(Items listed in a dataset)
^^^^^^^^

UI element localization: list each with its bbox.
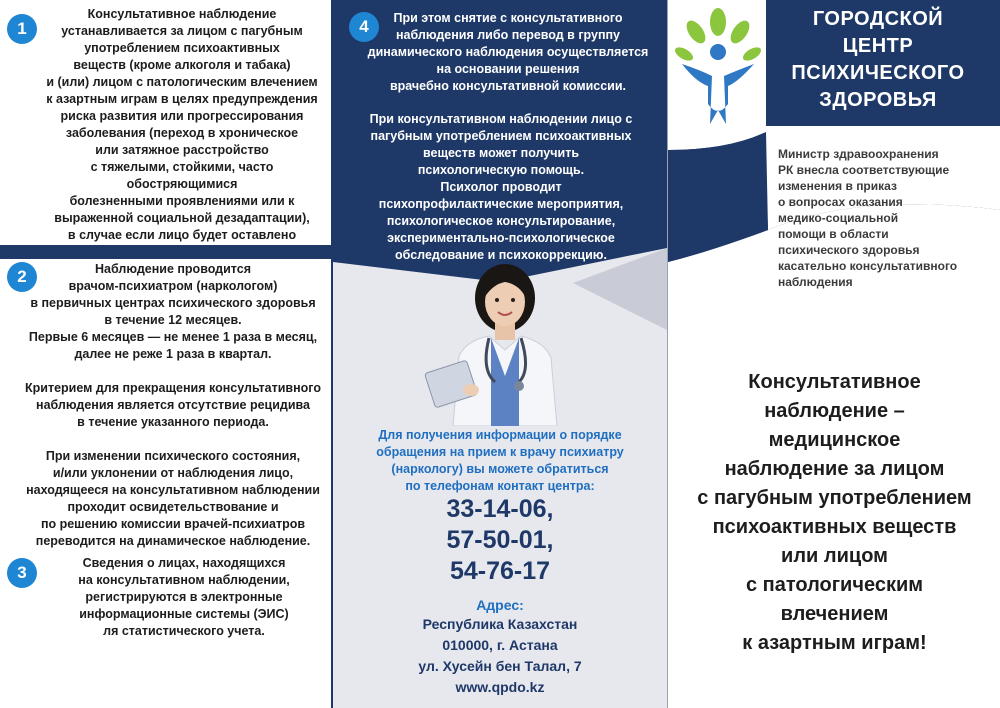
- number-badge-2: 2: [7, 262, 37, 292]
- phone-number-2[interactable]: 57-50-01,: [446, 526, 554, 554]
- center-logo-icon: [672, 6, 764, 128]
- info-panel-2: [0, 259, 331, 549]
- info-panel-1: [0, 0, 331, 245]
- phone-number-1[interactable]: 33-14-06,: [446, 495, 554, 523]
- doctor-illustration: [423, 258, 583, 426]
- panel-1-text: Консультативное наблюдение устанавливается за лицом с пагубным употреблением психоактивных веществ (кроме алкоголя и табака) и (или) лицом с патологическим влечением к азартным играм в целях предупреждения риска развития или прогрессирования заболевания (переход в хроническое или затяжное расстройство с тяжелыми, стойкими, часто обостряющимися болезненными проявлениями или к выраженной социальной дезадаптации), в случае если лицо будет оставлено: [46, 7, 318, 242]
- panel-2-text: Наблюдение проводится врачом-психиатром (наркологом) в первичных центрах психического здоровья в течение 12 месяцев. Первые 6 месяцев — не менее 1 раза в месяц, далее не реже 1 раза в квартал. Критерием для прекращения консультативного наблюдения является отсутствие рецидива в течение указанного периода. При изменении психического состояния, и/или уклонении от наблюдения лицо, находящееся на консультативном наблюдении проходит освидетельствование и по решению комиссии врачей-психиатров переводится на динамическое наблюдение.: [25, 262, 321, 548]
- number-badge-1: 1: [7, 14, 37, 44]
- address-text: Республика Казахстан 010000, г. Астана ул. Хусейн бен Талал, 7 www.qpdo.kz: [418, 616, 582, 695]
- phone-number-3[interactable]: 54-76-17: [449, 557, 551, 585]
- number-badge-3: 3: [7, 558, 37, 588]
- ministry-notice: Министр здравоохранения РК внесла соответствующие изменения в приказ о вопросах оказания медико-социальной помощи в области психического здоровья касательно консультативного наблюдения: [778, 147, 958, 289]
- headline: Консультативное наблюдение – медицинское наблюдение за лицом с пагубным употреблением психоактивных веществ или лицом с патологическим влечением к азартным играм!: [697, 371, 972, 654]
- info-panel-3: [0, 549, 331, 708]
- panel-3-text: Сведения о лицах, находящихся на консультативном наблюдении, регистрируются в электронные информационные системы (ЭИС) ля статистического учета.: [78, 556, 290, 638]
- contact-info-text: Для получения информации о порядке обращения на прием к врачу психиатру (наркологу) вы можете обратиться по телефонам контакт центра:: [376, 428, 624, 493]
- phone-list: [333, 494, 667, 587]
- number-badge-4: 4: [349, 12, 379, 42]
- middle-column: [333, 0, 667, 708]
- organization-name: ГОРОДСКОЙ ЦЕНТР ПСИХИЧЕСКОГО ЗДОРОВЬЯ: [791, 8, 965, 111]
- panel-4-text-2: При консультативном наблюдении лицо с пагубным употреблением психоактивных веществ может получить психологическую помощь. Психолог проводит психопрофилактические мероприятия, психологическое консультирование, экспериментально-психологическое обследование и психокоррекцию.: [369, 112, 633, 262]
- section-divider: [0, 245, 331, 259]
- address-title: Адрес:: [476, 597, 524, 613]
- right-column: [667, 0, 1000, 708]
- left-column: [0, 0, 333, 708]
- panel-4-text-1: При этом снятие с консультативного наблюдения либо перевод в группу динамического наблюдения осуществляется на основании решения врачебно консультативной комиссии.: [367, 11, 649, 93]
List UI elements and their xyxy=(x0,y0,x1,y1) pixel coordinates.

^^^^^^^^

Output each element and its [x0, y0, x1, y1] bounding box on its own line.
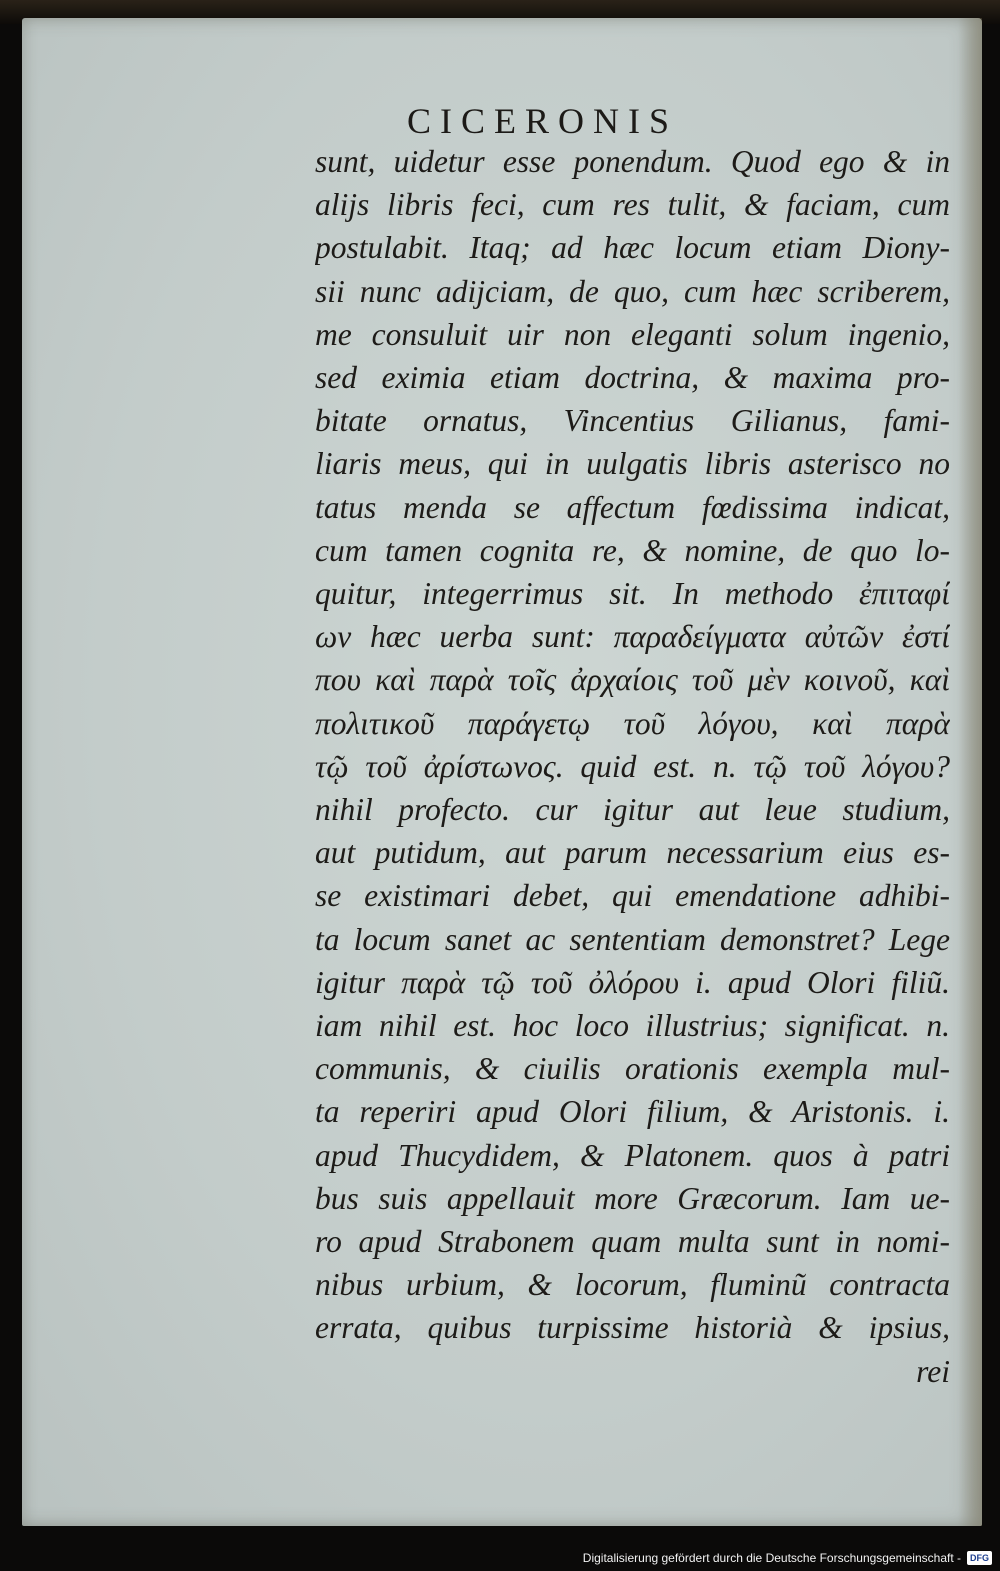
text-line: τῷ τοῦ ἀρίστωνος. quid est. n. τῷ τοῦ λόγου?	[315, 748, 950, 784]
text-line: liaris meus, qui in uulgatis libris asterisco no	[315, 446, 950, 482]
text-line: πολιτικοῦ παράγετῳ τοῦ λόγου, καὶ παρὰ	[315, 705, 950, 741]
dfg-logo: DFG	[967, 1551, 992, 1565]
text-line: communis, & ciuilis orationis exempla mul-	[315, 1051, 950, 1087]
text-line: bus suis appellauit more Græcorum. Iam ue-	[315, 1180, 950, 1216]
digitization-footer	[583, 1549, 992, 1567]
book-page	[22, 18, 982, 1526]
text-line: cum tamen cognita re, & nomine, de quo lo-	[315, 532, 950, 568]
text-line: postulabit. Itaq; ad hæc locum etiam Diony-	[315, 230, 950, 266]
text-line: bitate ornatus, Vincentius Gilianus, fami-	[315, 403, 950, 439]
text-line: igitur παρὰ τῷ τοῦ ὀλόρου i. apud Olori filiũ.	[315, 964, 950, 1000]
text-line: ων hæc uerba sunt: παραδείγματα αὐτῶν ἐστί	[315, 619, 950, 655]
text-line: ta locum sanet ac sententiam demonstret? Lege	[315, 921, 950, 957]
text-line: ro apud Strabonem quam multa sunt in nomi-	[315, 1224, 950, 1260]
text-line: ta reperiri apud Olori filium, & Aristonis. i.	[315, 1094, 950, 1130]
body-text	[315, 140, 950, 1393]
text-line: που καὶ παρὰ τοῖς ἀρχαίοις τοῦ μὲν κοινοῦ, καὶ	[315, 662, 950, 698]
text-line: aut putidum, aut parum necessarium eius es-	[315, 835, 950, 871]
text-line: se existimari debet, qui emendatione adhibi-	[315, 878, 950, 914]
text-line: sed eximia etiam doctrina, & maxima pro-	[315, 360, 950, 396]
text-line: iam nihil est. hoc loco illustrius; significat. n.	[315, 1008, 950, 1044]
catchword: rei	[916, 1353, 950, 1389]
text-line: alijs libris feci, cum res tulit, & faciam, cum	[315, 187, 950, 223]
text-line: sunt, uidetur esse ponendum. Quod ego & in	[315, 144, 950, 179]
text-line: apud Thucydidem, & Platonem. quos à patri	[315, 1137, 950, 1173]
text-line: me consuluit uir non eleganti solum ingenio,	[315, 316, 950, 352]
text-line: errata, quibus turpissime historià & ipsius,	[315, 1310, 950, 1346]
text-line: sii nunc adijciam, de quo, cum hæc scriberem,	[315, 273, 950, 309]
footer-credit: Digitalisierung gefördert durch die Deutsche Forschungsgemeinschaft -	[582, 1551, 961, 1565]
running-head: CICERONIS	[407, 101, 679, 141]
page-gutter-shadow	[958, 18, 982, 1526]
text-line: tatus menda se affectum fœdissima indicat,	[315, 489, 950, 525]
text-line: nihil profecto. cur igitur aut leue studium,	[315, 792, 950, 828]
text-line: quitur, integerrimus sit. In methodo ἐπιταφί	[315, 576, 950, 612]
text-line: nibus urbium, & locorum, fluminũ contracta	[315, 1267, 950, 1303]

^^^^^^^^

- _Your goal_: Swap "doctor-illustration" for "doctor-image" in the lines that begin at the one containing "- number-badge-2: 2: [7, 262, 37, 292]" and stop after the one containing "- panel-1-text: Консультативное". Return only those lines, with nothing else changed.

- _Answer for this exercise_:
- number-badge-2: 2: [7, 262, 37, 292]
- phone-number-2[interactable]: 57-50-01,: [446, 526, 554, 554]
- center-logo-icon: [672, 6, 764, 128]
- info-panel-2: [0, 259, 331, 549]
- info-panel-1: [0, 0, 331, 245]
- phone-number-1[interactable]: 33-14-06,: [446, 495, 554, 523]
- doctor-image: [423, 258, 583, 426]
- panel-1-text: Консультативное наблюдение устанавливается за лицом с пагубным употреблением психоактивных веществ (кроме алкоголя и табака) и (или) лицом с патологическим влечением к азартным играм в целях предупреждения риска развития или прогрессирования заболевания (переход в хроническое или затяжное расстройство с тяжелыми, стойкими, часто обостряющимися болезненными проявлениями или к выраженной социальной дезадаптации), в случае если лицо будет оставлено: [46, 7, 318, 242]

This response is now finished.